## What needs to be done
Without changing a character, return the entries, but not the images they hold.
[START Data provided]
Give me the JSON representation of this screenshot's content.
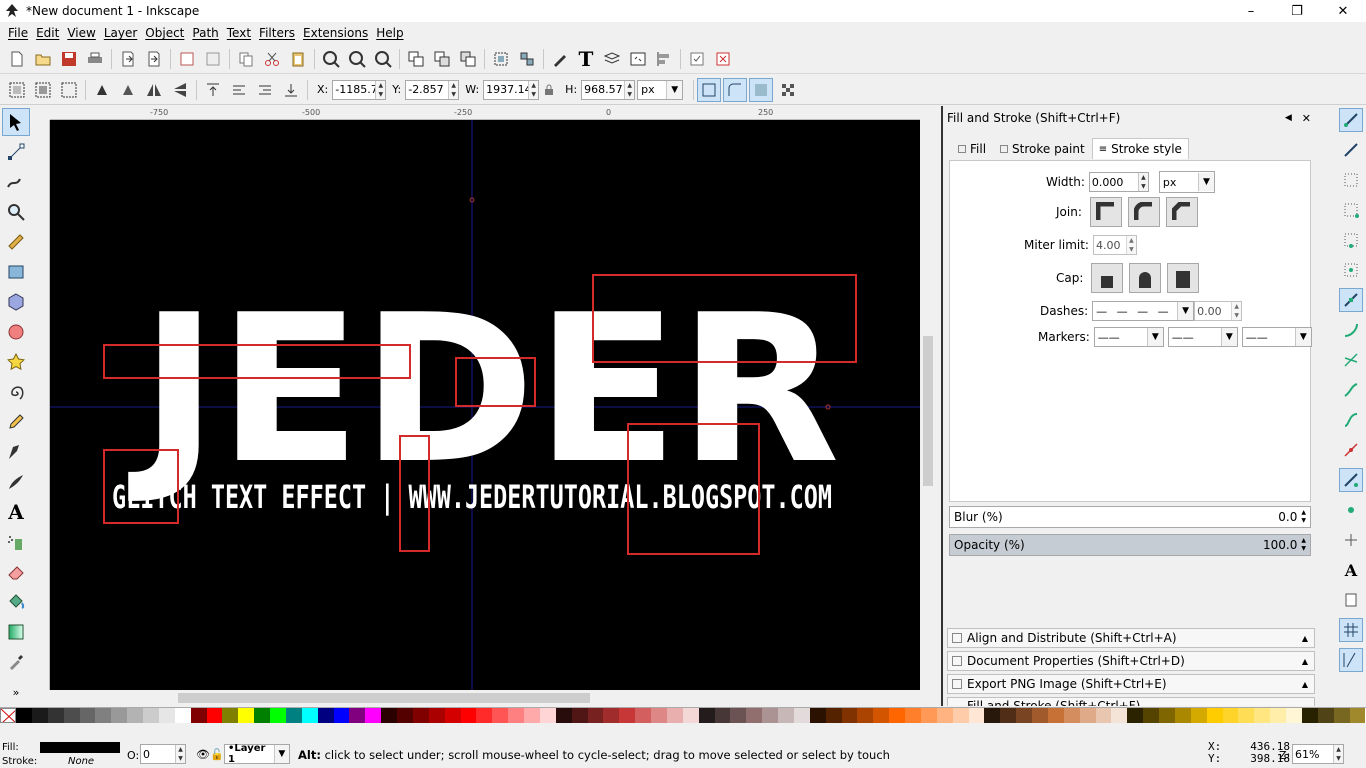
{
  "window": {
    "title": "*New document 1 - Inkscape"
  },
  "menu": [
    "File",
    "Edit",
    "View",
    "Layer",
    "Object",
    "Path",
    "Text",
    "Filters",
    "Extensions",
    "Help"
  ],
  "toolbar": {
    "x_label": "X:",
    "x_value": "-1185.7",
    "y_label": "Y:",
    "y_value": "-2.857",
    "w_label": "W:",
    "w_value": "1937.14",
    "h_label": "H:",
    "h_value": "968.571",
    "unit": "px"
  },
  "ruler": {
    "ticks": [
      "-750",
      "-500",
      "-250",
      "0",
      "250"
    ]
  },
  "canvas": {
    "headline": "JEDER",
    "subline": "GLITCH TEXT EFFECT | WWW.JEDERTUTORIAL.BLOGSPOT.COM",
    "colors": {
      "background": "#000000",
      "text": "#ffffff",
      "glitch_boxes": "#d42a2a",
      "guide": "#1a1a8a"
    }
  },
  "dock": {
    "title": "Fill and Stroke (Shift+Ctrl+F)",
    "tabs": [
      "Fill",
      "Stroke paint",
      "Stroke style"
    ],
    "active_tab": "Stroke style",
    "width_label": "Width:",
    "width_value": "0.000",
    "width_unit": "px",
    "join_label": "Join:",
    "miter_label": "Miter limit:",
    "miter_value": "4.00",
    "cap_label": "Cap:",
    "dashes_label": "Dashes:",
    "dashes_value": "0.00",
    "markers_label": "Markers:",
    "blur_label": "Blur (%)",
    "blur_value": "0.0",
    "opacity_label": "Opacity (%)",
    "opacity_value": "100.0",
    "collapsed": [
      "Align and Distribute (Shift+Ctrl+A)",
      "Document Properties (Shift+Ctrl+D)",
      "Export PNG Image (Shift+Ctrl+E)"
    ],
    "partial": "Fill and Stroke (Shift+Ctrl+F)"
  },
  "status": {
    "fill_label": "Fill:",
    "stroke_label": "Stroke:",
    "stroke_value": "None",
    "opacity_label": "O:",
    "opacity_value": "0",
    "layer": "•Layer 1",
    "message_key": "Alt:",
    "message": " click to select under; scroll mouse-wheel to cycle-select; drag to move selected or select by touch",
    "x_label": "X:",
    "x_value": "436.18",
    "y_label": "Y:",
    "y_value": "398.18",
    "zoom_label": "Z:",
    "zoom_value": "61%"
  },
  "palette": [
    "#000000",
    "#1a1a1a",
    "#333333",
    "#4d4d4d",
    "#666666",
    "#808080",
    "#999999",
    "#b3b3b3",
    "#cccccc",
    "#e6e6e6",
    "#ffffff",
    "#800000",
    "#ff0000",
    "#808000",
    "#ffff00",
    "#008000",
    "#00ff00",
    "#008080",
    "#00ffff",
    "#000080",
    "#0000ff",
    "#800080",
    "#ff00ff",
    "#2b0000",
    "#550000",
    "#800000",
    "#aa0000",
    "#d40000",
    "#ff0000",
    "#ff2a2a",
    "#ff5555",
    "#ff8080",
    "#ffaaaa",
    "#ffd5d5",
    "#280b0b",
    "#501616",
    "#782121",
    "#a02c2c",
    "#c83737",
    "#d35f5f",
    "#de8787",
    "#e9afaf",
    "#f4d7d7",
    "#241c1c",
    "#483737",
    "#6c5353",
    "#916f6f",
    "#ac9393",
    "#c8b7b7",
    "#e3dbdb",
    "#2b1100",
    "#552200",
    "#803300",
    "#aa4400",
    "#d45500",
    "#ff6600",
    "#ff7f2a",
    "#ff9955",
    "#ffb380",
    "#ffccaa",
    "#ffe6d5",
    "#28170b",
    "#502d16",
    "#784421",
    "#a05a2c",
    "#c87137",
    "#d38d5f",
    "#deaa87",
    "#e9c6af",
    "#f4e3d7",
    "#2b2200",
    "#554400",
    "#806600",
    "#aa8800",
    "#d4aa00",
    "#ffcc00",
    "#ffd42a",
    "#ffdd55",
    "#ffe680",
    "#ffeeaa",
    "#fff6d5",
    "#282200",
    "#504416",
    "#786721",
    "#a0892c"
  ]
}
[END Data provided]
## Full output
Give me the JSON representation of this screenshot's content.
{
  "window": {
    "title": "*New document 1 - Inkscape"
  },
  "menu": [
    "File",
    "Edit",
    "View",
    "Layer",
    "Object",
    "Path",
    "Text",
    "Filters",
    "Extensions",
    "Help"
  ],
  "toolbar": {
    "x_label": "X:",
    "x_value": "-1185.7",
    "y_label": "Y:",
    "y_value": "-2.857",
    "w_label": "W:",
    "w_value": "1937.14",
    "h_label": "H:",
    "h_value": "968.571",
    "unit": "px"
  },
  "ruler": {
    "ticks": [
      "-750",
      "-500",
      "-250",
      "0",
      "250"
    ]
  },
  "canvas": {
    "headline": "JEDER",
    "subline": "GLITCH TEXT EFFECT | WWW.JEDERTUTORIAL.BLOGSPOT.COM",
    "colors": {
      "background": "#000000",
      "text": "#ffffff",
      "glitch_boxes": "#d42a2a",
      "guide": "#1a1a8a"
    }
  },
  "dock": {
    "title": "Fill and Stroke (Shift+Ctrl+F)",
    "tabs": [
      "Fill",
      "Stroke paint",
      "Stroke style"
    ],
    "active_tab": "Stroke style",
    "width_label": "Width:",
    "width_value": "0.000",
    "width_unit": "px",
    "join_label": "Join:",
    "miter_label": "Miter limit:",
    "miter_value": "4.00",
    "cap_label": "Cap:",
    "dashes_label": "Dashes:",
    "dashes_value": "0.00",
    "markers_label": "Markers:",
    "blur_label": "Blur (%)",
    "blur_value": "0.0",
    "opacity_label": "Opacity (%)",
    "opacity_value": "100.0",
    "collapsed": [
      "Align and Distribute (Shift+Ctrl+A)",
      "Document Properties (Shift+Ctrl+D)",
      "Export PNG Image (Shift+Ctrl+E)"
    ],
    "partial": "Fill and Stroke (Shift+Ctrl+F)"
  },
  "status": {
    "fill_label": "Fill:",
    "stroke_label": "Stroke:",
    "stroke_value": "None",
    "opacity_label": "O:",
    "opacity_value": "0",
    "layer": "•Layer 1",
    "message_key": "Alt:",
    "message": " click to select under; scroll mouse-wheel to cycle-select; drag to move selected or select by touch",
    "x_label": "X:",
    "x_value": "436.18",
    "y_label": "Y:",
    "y_value": "398.18",
    "zoom_label": "Z:",
    "zoom_value": "61%"
  },
  "palette": [
    "#000000",
    "#1a1a1a",
    "#333333",
    "#4d4d4d",
    "#666666",
    "#808080",
    "#999999",
    "#b3b3b3",
    "#cccccc",
    "#e6e6e6",
    "#ffffff",
    "#800000",
    "#ff0000",
    "#808000",
    "#ffff00",
    "#008000",
    "#00ff00",
    "#008080",
    "#00ffff",
    "#000080",
    "#0000ff",
    "#800080",
    "#ff00ff",
    "#2b0000",
    "#550000",
    "#800000",
    "#aa0000",
    "#d40000",
    "#ff0000",
    "#ff2a2a",
    "#ff5555",
    "#ff8080",
    "#ffaaaa",
    "#ffd5d5",
    "#280b0b",
    "#501616",
    "#782121",
    "#a02c2c",
    "#c83737",
    "#d35f5f",
    "#de8787",
    "#e9afaf",
    "#f4d7d7",
    "#241c1c",
    "#483737",
    "#6c5353",
    "#916f6f",
    "#ac9393",
    "#c8b7b7",
    "#e3dbdb",
    "#2b1100",
    "#552200",
    "#803300",
    "#aa4400",
    "#d45500",
    "#ff6600",
    "#ff7f2a",
    "#ff9955",
    "#ffb380",
    "#ffccaa",
    "#ffe6d5",
    "#28170b",
    "#502d16",
    "#784421",
    "#a05a2c",
    "#c87137",
    "#d38d5f",
    "#deaa87",
    "#e9c6af",
    "#f4e3d7",
    "#2b2200",
    "#554400",
    "#806600",
    "#aa8800",
    "#d4aa00",
    "#ffcc00",
    "#ffd42a",
    "#ffdd55",
    "#ffe680",
    "#ffeeaa",
    "#fff6d5",
    "#282200",
    "#504416",
    "#786721",
    "#a0892c"
  ]
}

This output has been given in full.